Rows from a figure dataset:
+ + +

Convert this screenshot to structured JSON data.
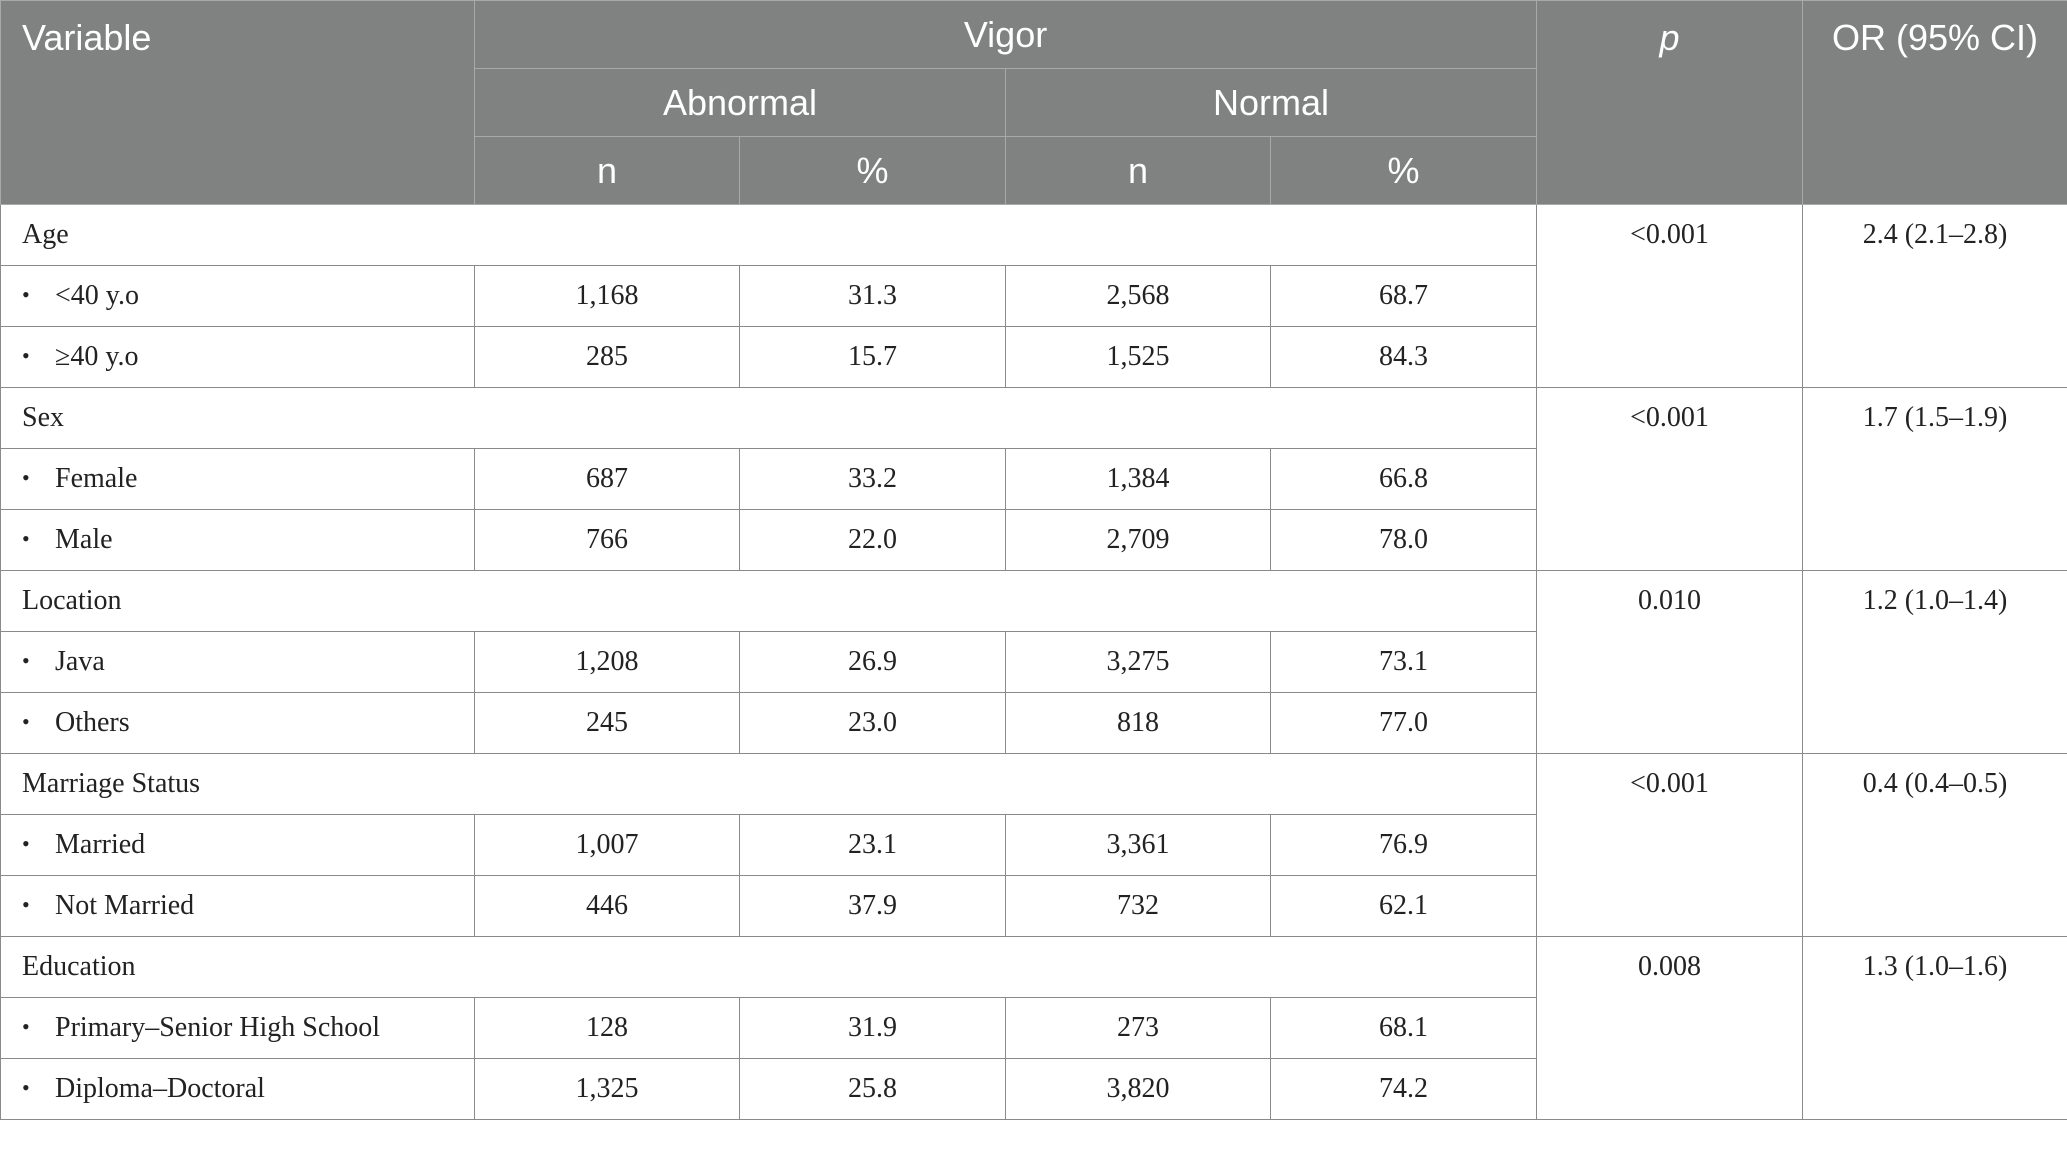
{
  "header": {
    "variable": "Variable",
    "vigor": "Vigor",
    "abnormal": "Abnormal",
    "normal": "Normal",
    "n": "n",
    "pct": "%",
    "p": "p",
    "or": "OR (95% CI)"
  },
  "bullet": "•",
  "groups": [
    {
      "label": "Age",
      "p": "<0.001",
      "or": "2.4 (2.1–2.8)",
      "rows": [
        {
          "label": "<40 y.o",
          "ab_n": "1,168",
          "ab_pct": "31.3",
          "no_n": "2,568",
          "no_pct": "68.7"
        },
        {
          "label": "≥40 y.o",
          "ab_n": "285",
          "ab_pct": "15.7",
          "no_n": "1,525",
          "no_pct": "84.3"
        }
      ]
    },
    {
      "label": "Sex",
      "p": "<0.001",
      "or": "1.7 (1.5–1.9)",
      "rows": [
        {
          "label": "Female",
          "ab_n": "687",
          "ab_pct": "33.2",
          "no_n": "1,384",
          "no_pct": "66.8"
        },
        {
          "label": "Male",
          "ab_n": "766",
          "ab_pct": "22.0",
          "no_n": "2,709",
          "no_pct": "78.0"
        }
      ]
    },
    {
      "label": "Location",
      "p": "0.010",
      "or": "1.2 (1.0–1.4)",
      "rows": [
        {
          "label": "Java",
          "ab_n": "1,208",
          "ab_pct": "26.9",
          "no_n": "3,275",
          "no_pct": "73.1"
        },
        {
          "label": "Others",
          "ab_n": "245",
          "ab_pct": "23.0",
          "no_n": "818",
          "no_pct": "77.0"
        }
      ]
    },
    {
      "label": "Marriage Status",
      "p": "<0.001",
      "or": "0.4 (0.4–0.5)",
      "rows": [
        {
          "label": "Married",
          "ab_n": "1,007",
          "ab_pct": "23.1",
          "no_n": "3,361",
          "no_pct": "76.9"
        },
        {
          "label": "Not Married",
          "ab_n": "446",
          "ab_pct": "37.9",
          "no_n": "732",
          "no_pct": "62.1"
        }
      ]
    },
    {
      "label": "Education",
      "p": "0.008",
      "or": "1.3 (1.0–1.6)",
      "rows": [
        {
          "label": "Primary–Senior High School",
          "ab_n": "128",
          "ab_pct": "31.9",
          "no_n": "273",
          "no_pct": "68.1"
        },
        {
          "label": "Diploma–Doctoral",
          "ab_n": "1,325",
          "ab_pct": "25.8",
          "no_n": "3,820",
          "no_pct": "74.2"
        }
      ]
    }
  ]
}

+ + +

_What to do_
All preceding records should be duplicated verbatim, images excepted.

_Completed exercise_
Convert this screenshot to structured JSON data.
{
  "header": {
    "variable": "Variable",
    "vigor": "Vigor",
    "abnormal": "Abnormal",
    "normal": "Normal",
    "n": "n",
    "pct": "%",
    "p": "p",
    "or": "OR (95% CI)"
  },
  "bullet": "•",
  "groups": [
    {
      "label": "Age",
      "p": "<0.001",
      "or": "2.4 (2.1–2.8)",
      "rows": [
        {
          "label": "<40 y.o",
          "ab_n": "1,168",
          "ab_pct": "31.3",
          "no_n": "2,568",
          "no_pct": "68.7"
        },
        {
          "label": "≥40 y.o",
          "ab_n": "285",
          "ab_pct": "15.7",
          "no_n": "1,525",
          "no_pct": "84.3"
        }
      ]
    },
    {
      "label": "Sex",
      "p": "<0.001",
      "or": "1.7 (1.5–1.9)",
      "rows": [
        {
          "label": "Female",
          "ab_n": "687",
          "ab_pct": "33.2",
          "no_n": "1,384",
          "no_pct": "66.8"
        },
        {
          "label": "Male",
          "ab_n": "766",
          "ab_pct": "22.0",
          "no_n": "2,709",
          "no_pct": "78.0"
        }
      ]
    },
    {
      "label": "Location",
      "p": "0.010",
      "or": "1.2 (1.0–1.4)",
      "rows": [
        {
          "label": "Java",
          "ab_n": "1,208",
          "ab_pct": "26.9",
          "no_n": "3,275",
          "no_pct": "73.1"
        },
        {
          "label": "Others",
          "ab_n": "245",
          "ab_pct": "23.0",
          "no_n": "818",
          "no_pct": "77.0"
        }
      ]
    },
    {
      "label": "Marriage Status",
      "p": "<0.001",
      "or": "0.4 (0.4–0.5)",
      "rows": [
        {
          "label": "Married",
          "ab_n": "1,007",
          "ab_pct": "23.1",
          "no_n": "3,361",
          "no_pct": "76.9"
        },
        {
          "label": "Not Married",
          "ab_n": "446",
          "ab_pct": "37.9",
          "no_n": "732",
          "no_pct": "62.1"
        }
      ]
    },
    {
      "label": "Education",
      "p": "0.008",
      "or": "1.3 (1.0–1.6)",
      "rows": [
        {
          "label": "Primary–Senior High School",
          "ab_n": "128",
          "ab_pct": "31.9",
          "no_n": "273",
          "no_pct": "68.1"
        },
        {
          "label": "Diploma–Doctoral",
          "ab_n": "1,325",
          "ab_pct": "25.8",
          "no_n": "3,820",
          "no_pct": "74.2"
        }
      ]
    }
  ]
}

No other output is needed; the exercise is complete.